┌─ Data supplied

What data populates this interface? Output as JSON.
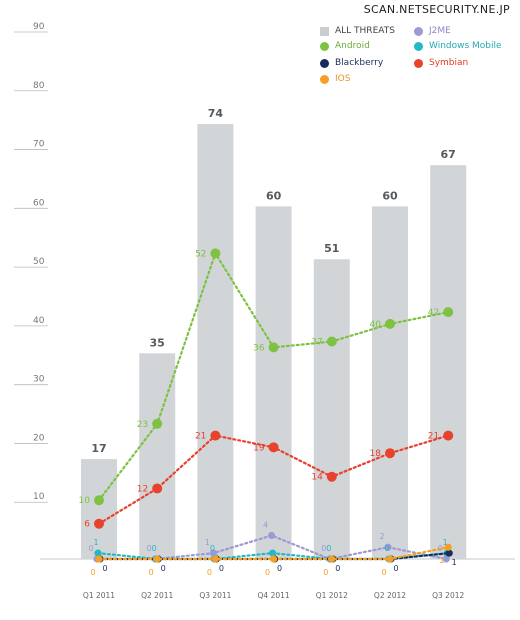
{
  "watermark": "SCAN.NETSECURITY.NE.JP",
  "chart_data": {
    "type": "bar",
    "categories": [
      "Q1 2011",
      "Q2 2011",
      "Q3 2011",
      "Q4 2011",
      "Q1 2012",
      "Q2 2012",
      "Q3 2012"
    ],
    "ylim": [
      0,
      90
    ],
    "yticks": [
      "10",
      "20",
      "30",
      "40",
      "50",
      "60",
      "70",
      "80",
      "90"
    ],
    "grid": false,
    "legend_position": "top-right",
    "series": [
      {
        "name": "ALL THREATS",
        "kind": "bar",
        "color": "#d2d5d8",
        "label_color": "#555a5e",
        "values": [
          17,
          35,
          74,
          60,
          51,
          60,
          67
        ],
        "labels": [
          "17",
          "35",
          "74",
          "60",
          "51",
          "60",
          "67"
        ]
      },
      {
        "name": "Android",
        "kind": "line",
        "color": "#7dc243",
        "values": [
          10,
          23,
          52,
          36,
          37,
          40,
          42
        ],
        "labels": [
          "10",
          "23",
          "52",
          "36",
          "37",
          "40",
          "42"
        ]
      },
      {
        "name": "Symbian",
        "kind": "line",
        "color": "#e8412c",
        "values": [
          6,
          12,
          21,
          19,
          14,
          18,
          21
        ],
        "labels": [
          "6",
          "12",
          "21",
          "19",
          "14",
          "18",
          "21"
        ]
      },
      {
        "name": "J2ME",
        "kind": "line",
        "color": "#9b99d6",
        "values": [
          0,
          0,
          1,
          4,
          0,
          2,
          0
        ],
        "labels": [
          "0",
          "0",
          "1",
          "4",
          "0",
          "2",
          "0"
        ]
      },
      {
        "name": "Windows Mobile",
        "kind": "line",
        "color": "#22b9c4",
        "values": [
          1,
          0,
          0,
          1,
          0,
          0,
          1
        ],
        "labels": [
          "1",
          "0",
          "0",
          "",
          "0",
          "0",
          "1"
        ]
      },
      {
        "name": "Blackberry",
        "kind": "line",
        "color": "#1a2d5a",
        "values": [
          0,
          0,
          0,
          0,
          0,
          0,
          1
        ],
        "labels": [
          "0",
          "0",
          "0",
          "0",
          "0",
          "0",
          "1"
        ]
      },
      {
        "name": "iOS",
        "kind": "line",
        "color": "#f3a024",
        "values": [
          0,
          0,
          0,
          0,
          0,
          0,
          2
        ],
        "labels": [
          "0",
          "0",
          "0",
          "0",
          "0",
          "0",
          "2"
        ]
      }
    ]
  },
  "legend": [
    {
      "label": "ALL THREATS",
      "color": "#c9ccd0",
      "shape": "square",
      "text_color": "#444444"
    },
    {
      "label": "J2ME",
      "color": "#9b99d6",
      "shape": "circle",
      "text_color": "#8a88c8"
    },
    {
      "label": "Android",
      "color": "#7dc243",
      "shape": "circle",
      "text_color": "#6aab36"
    },
    {
      "label": "Windows Mobile",
      "color": "#22b9c4",
      "shape": "circle",
      "text_color": "#22a9b4"
    },
    {
      "label": "Blackberry",
      "color": "#1a2d5a",
      "shape": "circle",
      "text_color": "#1a2d5a"
    },
    {
      "label": "Symbian",
      "color": "#e8412c",
      "shape": "circle",
      "text_color": "#e03a26"
    },
    {
      "label": "IOS",
      "color": "#f3a024",
      "shape": "circle",
      "text_color": "#e8961a"
    }
  ]
}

└─

What you need to do — Every record above should come back exactly, but without its pictures.

Exercise response —
What data populates this interface? Output as JSON.
{
  "watermark": "SCAN.NETSECURITY.NE.JP",
  "chart_data": {
    "type": "bar",
    "categories": [
      "Q1 2011",
      "Q2 2011",
      "Q3 2011",
      "Q4 2011",
      "Q1 2012",
      "Q2 2012",
      "Q3 2012"
    ],
    "ylim": [
      0,
      90
    ],
    "yticks": [
      "10",
      "20",
      "30",
      "40",
      "50",
      "60",
      "70",
      "80",
      "90"
    ],
    "grid": false,
    "legend_position": "top-right",
    "series": [
      {
        "name": "ALL THREATS",
        "kind": "bar",
        "color": "#d2d5d8",
        "label_color": "#555a5e",
        "values": [
          17,
          35,
          74,
          60,
          51,
          60,
          67
        ],
        "labels": [
          "17",
          "35",
          "74",
          "60",
          "51",
          "60",
          "67"
        ]
      },
      {
        "name": "Android",
        "kind": "line",
        "color": "#7dc243",
        "values": [
          10,
          23,
          52,
          36,
          37,
          40,
          42
        ],
        "labels": [
          "10",
          "23",
          "52",
          "36",
          "37",
          "40",
          "42"
        ]
      },
      {
        "name": "Symbian",
        "kind": "line",
        "color": "#e8412c",
        "values": [
          6,
          12,
          21,
          19,
          14,
          18,
          21
        ],
        "labels": [
          "6",
          "12",
          "21",
          "19",
          "14",
          "18",
          "21"
        ]
      },
      {
        "name": "J2ME",
        "kind": "line",
        "color": "#9b99d6",
        "values": [
          0,
          0,
          1,
          4,
          0,
          2,
          0
        ],
        "labels": [
          "0",
          "0",
          "1",
          "4",
          "0",
          "2",
          "0"
        ]
      },
      {
        "name": "Windows Mobile",
        "kind": "line",
        "color": "#22b9c4",
        "values": [
          1,
          0,
          0,
          1,
          0,
          0,
          1
        ],
        "labels": [
          "1",
          "0",
          "0",
          "",
          "0",
          "0",
          "1"
        ]
      },
      {
        "name": "Blackberry",
        "kind": "line",
        "color": "#1a2d5a",
        "values": [
          0,
          0,
          0,
          0,
          0,
          0,
          1
        ],
        "labels": [
          "0",
          "0",
          "0",
          "0",
          "0",
          "0",
          "1"
        ]
      },
      {
        "name": "iOS",
        "kind": "line",
        "color": "#f3a024",
        "values": [
          0,
          0,
          0,
          0,
          0,
          0,
          2
        ],
        "labels": [
          "0",
          "0",
          "0",
          "0",
          "0",
          "0",
          "2"
        ]
      }
    ]
  },
  "legend": [
    {
      "label": "ALL THREATS",
      "color": "#c9ccd0",
      "shape": "square",
      "text_color": "#444444"
    },
    {
      "label": "J2ME",
      "color": "#9b99d6",
      "shape": "circle",
      "text_color": "#8a88c8"
    },
    {
      "label": "Android",
      "color": "#7dc243",
      "shape": "circle",
      "text_color": "#6aab36"
    },
    {
      "label": "Windows Mobile",
      "color": "#22b9c4",
      "shape": "circle",
      "text_color": "#22a9b4"
    },
    {
      "label": "Blackberry",
      "color": "#1a2d5a",
      "shape": "circle",
      "text_color": "#1a2d5a"
    },
    {
      "label": "Symbian",
      "color": "#e8412c",
      "shape": "circle",
      "text_color": "#e03a26"
    },
    {
      "label": "IOS",
      "color": "#f3a024",
      "shape": "circle",
      "text_color": "#e8961a"
    }
  ]
}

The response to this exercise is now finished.